* **What to do**: In the data below, find every line that has the string "vọng", and copy it.

>> Start

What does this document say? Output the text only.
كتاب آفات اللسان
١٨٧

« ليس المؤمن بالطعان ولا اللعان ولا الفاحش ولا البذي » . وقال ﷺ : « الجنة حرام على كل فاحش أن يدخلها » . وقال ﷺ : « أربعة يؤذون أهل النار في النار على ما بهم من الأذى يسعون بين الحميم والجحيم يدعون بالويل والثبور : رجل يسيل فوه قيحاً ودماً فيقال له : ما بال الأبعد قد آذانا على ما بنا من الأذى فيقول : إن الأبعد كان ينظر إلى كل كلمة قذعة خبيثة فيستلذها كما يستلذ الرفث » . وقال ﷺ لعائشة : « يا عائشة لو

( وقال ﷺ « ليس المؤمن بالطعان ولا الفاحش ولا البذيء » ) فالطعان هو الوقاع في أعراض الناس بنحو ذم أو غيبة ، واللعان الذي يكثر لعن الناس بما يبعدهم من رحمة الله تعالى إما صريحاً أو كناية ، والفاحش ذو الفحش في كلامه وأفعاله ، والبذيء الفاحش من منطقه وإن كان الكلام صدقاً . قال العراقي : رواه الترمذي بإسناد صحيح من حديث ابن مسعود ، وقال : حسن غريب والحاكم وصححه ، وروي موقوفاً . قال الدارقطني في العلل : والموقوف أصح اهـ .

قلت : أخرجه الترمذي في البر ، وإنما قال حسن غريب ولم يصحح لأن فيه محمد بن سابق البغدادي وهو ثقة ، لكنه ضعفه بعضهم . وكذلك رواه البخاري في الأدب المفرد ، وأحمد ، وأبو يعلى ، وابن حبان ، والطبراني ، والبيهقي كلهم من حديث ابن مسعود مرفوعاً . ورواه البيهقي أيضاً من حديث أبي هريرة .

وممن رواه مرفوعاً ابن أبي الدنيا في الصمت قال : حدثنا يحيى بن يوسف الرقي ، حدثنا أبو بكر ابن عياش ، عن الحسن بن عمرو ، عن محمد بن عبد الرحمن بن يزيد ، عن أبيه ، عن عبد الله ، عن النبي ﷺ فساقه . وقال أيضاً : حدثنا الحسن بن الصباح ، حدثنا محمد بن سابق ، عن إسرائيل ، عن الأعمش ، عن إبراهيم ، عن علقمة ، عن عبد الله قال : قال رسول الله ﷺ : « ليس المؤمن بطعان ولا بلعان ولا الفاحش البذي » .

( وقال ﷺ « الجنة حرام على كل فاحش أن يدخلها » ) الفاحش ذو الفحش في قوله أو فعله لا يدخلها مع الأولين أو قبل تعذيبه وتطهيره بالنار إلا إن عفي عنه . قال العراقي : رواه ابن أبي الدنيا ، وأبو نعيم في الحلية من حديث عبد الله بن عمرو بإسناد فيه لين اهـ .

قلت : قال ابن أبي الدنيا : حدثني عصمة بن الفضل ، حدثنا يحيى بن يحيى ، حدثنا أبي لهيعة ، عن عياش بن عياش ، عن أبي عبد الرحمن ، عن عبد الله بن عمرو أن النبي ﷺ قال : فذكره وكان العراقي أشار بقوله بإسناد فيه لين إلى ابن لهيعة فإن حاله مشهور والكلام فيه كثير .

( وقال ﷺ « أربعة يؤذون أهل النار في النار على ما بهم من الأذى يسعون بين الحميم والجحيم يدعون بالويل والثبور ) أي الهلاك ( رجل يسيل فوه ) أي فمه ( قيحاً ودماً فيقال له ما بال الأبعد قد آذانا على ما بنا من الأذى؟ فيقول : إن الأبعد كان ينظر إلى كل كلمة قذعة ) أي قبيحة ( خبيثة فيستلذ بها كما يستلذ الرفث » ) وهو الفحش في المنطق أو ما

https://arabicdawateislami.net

>> End
>> Start

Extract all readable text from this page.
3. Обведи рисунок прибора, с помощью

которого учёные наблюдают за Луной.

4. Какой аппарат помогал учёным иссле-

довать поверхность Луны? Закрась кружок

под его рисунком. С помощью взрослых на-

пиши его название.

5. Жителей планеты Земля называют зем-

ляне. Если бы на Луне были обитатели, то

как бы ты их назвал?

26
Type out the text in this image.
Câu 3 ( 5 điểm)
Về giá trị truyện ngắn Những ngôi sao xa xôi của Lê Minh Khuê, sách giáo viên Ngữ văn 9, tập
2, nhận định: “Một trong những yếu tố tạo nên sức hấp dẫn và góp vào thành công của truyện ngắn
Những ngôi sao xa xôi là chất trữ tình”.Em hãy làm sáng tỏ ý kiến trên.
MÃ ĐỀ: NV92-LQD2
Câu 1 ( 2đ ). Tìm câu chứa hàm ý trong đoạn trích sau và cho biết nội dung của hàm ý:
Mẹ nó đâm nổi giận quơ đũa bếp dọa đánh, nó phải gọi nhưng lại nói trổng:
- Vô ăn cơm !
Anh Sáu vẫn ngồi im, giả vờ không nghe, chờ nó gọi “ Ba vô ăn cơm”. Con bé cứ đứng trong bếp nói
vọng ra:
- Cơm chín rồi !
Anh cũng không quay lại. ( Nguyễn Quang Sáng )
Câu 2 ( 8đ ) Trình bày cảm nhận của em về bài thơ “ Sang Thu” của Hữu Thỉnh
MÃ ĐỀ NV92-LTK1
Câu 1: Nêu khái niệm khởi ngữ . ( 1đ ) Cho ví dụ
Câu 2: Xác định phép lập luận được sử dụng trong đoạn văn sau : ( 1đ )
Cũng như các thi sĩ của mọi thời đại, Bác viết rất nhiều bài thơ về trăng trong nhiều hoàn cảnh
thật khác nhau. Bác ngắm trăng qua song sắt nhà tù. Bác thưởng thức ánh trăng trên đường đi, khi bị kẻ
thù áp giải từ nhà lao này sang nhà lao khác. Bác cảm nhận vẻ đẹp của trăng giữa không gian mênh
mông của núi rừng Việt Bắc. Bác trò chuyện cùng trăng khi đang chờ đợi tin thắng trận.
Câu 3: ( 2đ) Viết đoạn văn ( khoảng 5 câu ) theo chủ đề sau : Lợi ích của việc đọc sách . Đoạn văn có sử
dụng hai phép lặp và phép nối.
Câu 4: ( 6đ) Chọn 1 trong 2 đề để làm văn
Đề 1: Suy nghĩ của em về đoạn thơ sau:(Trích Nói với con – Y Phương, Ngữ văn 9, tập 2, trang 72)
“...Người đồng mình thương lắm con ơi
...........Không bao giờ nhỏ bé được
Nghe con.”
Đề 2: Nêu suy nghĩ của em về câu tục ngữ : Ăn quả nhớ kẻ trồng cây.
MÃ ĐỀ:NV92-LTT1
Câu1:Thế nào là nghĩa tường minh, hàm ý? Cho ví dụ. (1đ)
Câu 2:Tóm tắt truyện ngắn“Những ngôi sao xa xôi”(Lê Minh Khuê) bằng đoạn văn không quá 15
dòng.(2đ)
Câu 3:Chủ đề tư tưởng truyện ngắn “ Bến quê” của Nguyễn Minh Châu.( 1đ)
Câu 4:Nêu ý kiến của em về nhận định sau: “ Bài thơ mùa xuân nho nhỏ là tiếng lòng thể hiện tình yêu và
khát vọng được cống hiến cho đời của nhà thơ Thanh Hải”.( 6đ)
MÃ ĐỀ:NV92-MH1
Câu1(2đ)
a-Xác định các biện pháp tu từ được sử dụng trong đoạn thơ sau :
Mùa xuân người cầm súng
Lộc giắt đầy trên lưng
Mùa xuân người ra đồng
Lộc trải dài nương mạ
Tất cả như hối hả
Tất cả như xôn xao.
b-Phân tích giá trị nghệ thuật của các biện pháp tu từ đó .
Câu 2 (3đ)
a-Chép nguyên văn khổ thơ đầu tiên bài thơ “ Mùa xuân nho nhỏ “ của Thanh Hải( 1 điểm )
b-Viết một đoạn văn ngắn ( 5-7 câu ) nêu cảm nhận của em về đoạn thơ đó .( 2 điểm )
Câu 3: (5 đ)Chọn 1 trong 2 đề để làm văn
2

>> End

* **Result of this exercise**:
vọng ra:
khát vọng được cống hiến cho đời của nhà thơ Thanh Hải”.( 6đ)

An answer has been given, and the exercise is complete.